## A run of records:
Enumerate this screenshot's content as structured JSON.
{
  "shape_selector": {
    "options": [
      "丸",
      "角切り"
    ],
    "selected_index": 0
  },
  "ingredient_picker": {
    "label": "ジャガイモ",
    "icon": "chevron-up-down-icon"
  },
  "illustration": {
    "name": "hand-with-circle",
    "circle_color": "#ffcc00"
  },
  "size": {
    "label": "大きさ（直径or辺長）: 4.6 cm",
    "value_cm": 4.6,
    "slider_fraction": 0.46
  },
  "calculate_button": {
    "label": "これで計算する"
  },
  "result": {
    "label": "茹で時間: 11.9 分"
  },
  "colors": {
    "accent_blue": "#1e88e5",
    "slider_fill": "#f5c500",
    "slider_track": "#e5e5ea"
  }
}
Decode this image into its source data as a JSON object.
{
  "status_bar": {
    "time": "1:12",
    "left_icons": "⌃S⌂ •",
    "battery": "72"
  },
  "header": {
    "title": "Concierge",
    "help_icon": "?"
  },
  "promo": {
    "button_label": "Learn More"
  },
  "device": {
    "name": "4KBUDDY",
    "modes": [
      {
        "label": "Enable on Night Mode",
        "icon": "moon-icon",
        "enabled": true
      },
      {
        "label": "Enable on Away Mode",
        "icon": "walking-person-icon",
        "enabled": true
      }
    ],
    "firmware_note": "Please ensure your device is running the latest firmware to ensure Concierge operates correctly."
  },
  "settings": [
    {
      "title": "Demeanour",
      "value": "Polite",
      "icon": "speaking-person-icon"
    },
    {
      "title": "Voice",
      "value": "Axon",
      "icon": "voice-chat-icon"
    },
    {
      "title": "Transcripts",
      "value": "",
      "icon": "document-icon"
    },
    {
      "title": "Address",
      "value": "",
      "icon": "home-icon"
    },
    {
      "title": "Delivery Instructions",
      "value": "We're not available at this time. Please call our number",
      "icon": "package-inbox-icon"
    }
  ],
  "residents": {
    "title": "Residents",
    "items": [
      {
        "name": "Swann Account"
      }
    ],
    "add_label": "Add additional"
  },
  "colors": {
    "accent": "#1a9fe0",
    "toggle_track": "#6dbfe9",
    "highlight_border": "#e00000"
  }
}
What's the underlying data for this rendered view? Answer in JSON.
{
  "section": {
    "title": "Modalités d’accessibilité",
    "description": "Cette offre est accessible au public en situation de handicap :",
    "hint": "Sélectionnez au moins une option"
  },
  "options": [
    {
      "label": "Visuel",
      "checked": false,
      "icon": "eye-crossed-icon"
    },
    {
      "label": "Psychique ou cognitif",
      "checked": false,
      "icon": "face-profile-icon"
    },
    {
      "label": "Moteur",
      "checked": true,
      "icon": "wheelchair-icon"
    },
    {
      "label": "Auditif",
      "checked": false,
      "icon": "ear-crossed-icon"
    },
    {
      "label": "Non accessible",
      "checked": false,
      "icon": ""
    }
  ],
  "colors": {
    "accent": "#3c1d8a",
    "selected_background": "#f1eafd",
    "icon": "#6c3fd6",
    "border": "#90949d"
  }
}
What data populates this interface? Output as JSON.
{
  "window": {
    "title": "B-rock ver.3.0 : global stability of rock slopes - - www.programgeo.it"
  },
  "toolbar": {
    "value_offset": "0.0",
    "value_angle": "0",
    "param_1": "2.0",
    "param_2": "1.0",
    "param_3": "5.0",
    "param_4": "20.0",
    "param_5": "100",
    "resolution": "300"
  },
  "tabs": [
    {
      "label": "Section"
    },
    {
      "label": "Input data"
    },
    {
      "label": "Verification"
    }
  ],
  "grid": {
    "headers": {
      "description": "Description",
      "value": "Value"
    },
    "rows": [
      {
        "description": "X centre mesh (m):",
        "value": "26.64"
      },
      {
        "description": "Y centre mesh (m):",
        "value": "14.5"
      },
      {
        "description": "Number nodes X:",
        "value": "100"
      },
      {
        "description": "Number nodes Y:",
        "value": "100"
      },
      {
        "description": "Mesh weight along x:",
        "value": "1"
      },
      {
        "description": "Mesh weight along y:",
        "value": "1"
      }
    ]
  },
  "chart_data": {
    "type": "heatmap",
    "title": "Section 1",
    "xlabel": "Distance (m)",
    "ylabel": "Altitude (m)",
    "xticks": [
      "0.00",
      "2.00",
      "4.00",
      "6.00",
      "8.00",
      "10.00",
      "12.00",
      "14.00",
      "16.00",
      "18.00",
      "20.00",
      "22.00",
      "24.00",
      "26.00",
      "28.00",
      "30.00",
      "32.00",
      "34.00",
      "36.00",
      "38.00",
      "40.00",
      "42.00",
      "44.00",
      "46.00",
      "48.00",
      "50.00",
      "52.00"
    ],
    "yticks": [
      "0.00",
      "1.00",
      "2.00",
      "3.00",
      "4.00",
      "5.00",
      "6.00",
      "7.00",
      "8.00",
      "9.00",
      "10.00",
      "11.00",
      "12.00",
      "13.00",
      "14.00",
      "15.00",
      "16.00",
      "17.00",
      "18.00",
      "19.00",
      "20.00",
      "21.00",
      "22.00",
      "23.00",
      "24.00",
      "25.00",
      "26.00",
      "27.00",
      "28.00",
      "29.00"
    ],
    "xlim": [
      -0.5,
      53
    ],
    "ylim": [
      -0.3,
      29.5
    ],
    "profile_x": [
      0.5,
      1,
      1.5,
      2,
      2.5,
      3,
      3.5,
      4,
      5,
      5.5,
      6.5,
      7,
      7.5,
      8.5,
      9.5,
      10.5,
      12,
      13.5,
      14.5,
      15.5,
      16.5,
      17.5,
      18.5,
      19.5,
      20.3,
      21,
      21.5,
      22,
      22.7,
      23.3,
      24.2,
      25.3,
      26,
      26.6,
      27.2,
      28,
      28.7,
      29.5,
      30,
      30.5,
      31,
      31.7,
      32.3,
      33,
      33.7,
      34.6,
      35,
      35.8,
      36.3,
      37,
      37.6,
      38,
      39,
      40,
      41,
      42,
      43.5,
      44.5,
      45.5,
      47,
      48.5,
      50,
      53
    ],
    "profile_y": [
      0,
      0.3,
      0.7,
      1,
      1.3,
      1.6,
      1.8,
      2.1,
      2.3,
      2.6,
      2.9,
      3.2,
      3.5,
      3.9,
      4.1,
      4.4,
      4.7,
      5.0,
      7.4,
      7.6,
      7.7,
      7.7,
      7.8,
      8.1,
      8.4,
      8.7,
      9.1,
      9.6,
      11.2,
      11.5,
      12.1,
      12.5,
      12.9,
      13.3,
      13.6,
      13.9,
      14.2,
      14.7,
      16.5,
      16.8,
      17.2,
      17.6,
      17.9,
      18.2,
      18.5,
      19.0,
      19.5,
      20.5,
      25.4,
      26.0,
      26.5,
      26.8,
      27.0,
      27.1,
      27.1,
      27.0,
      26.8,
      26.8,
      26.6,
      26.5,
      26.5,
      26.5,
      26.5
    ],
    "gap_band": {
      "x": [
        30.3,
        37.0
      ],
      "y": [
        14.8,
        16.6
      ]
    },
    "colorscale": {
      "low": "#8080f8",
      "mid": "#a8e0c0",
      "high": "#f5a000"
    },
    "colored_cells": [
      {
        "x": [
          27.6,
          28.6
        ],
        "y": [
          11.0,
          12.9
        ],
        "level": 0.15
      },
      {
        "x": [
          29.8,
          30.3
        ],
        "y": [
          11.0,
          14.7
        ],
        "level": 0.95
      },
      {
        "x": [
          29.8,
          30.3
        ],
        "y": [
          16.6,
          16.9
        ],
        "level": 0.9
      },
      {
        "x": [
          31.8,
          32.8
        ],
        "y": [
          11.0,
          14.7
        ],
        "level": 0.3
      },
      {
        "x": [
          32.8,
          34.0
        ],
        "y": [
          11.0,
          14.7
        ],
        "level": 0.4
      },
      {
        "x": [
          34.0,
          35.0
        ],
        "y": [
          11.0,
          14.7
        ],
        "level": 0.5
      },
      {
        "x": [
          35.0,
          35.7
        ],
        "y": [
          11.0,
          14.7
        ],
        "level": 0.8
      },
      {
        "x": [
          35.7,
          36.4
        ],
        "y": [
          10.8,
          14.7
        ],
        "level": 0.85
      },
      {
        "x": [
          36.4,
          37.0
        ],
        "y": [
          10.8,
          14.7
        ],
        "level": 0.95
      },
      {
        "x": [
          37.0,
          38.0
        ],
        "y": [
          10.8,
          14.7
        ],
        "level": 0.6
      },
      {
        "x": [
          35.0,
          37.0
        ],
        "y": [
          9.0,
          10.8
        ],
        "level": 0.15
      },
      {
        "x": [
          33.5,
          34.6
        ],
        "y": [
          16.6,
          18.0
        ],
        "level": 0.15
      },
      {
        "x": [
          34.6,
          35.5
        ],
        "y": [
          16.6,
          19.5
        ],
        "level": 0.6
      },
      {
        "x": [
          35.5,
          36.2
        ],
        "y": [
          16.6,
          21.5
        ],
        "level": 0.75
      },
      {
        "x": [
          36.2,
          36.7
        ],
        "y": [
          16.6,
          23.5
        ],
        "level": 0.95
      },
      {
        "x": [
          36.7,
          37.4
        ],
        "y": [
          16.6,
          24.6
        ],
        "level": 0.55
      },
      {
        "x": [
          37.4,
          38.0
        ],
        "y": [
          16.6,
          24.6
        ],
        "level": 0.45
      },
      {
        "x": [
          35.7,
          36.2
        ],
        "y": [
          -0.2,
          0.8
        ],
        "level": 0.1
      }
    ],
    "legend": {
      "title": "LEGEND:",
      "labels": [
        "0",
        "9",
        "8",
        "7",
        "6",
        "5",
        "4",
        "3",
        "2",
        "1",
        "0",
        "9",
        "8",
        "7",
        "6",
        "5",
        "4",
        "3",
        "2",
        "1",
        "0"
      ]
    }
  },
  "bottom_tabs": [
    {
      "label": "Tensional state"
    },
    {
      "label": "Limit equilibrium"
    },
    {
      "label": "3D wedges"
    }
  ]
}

## TASK INSTRUCTIONS:
Extract every line containing the string "person" from the material.

## TASK OUTPUT:
        "icon": "walking-person-icon",
      "icon": "speaking-person-icon"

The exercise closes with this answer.